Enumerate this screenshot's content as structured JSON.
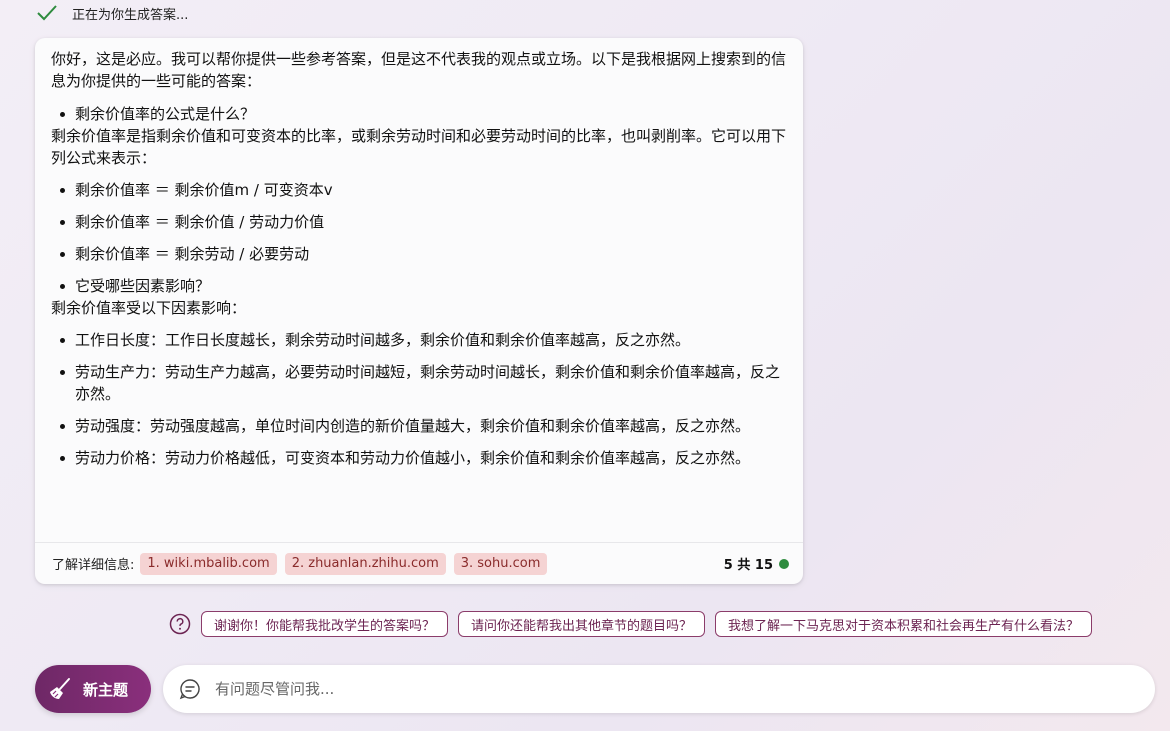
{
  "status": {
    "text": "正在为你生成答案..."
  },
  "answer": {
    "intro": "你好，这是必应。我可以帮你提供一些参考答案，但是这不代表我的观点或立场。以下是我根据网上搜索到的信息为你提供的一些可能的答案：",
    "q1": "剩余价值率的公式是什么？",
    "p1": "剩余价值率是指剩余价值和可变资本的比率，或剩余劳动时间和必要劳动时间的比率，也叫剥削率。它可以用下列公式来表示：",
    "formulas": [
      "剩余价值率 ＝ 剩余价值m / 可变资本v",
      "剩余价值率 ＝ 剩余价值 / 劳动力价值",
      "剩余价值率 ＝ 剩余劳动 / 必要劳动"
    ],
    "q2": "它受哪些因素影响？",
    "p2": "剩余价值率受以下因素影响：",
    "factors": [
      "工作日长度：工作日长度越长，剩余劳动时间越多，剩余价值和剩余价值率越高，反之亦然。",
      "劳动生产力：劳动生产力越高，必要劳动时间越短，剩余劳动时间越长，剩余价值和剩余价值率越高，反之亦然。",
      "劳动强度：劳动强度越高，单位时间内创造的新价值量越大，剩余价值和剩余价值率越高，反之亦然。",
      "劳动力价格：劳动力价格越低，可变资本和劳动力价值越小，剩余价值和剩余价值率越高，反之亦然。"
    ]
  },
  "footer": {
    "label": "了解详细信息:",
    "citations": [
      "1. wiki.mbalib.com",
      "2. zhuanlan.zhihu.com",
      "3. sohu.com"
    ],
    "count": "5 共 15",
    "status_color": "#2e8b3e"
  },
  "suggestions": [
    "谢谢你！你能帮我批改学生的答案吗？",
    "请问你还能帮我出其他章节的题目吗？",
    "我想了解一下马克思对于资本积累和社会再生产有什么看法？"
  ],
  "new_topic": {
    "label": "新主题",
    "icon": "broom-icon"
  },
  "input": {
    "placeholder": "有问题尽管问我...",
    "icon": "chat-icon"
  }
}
══════════
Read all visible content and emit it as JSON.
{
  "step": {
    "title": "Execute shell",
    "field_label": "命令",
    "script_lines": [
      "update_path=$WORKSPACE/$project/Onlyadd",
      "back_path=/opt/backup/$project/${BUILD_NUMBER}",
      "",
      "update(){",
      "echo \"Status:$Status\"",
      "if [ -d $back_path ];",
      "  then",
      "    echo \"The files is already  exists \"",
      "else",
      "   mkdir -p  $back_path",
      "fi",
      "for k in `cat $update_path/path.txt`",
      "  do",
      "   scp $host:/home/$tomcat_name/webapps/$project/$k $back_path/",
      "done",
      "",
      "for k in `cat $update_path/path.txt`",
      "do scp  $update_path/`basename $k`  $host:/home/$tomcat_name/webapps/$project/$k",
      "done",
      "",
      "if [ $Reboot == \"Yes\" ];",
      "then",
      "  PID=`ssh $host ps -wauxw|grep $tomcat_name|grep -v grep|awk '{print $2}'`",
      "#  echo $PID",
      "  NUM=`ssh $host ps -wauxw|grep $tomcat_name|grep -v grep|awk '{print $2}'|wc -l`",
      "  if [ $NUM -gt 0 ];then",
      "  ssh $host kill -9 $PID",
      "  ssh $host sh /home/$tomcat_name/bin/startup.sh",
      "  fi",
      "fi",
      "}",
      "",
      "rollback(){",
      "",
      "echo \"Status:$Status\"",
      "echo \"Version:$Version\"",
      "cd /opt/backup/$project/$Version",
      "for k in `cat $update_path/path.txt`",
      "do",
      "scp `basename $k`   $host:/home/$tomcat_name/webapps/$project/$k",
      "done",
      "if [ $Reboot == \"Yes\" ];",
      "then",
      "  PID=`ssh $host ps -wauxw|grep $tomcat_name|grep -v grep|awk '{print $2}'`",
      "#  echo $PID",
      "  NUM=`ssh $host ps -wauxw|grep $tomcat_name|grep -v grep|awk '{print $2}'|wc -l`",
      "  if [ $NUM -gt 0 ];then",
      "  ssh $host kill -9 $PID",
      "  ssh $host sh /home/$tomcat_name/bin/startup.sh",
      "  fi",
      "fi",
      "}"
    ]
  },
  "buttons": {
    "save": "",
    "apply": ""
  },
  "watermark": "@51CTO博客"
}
══════════
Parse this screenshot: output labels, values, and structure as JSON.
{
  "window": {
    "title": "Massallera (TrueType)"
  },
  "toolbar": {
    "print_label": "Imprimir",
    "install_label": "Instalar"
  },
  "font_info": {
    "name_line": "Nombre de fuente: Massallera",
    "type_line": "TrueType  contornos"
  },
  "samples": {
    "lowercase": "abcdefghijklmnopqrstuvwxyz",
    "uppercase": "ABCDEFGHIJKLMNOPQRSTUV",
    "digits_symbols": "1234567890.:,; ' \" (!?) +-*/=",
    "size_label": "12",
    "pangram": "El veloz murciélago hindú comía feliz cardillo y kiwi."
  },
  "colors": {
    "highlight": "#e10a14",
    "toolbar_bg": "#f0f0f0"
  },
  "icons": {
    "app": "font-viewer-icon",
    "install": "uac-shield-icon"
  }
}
══════════
#### Task goal
Copy each line above that contains the string "project".

#### Solution for this task
      "update_path=$WORKSPACE/$project/Onlyadd",
      "back_path=/opt/backup/$project/${BUILD_NUMBER}",
      "   scp $host:/home/$tomcat_name/webapps/$project/$k $back_path/",
      "do scp  $update_path/`basename $k`  $host:/home/$tomcat_name/webapps/$project/$k",
      "cd /opt/backup/$project/$Version",
      "scp `basename $k`   $host:/home/$tomcat_name/webapps/$project/$k",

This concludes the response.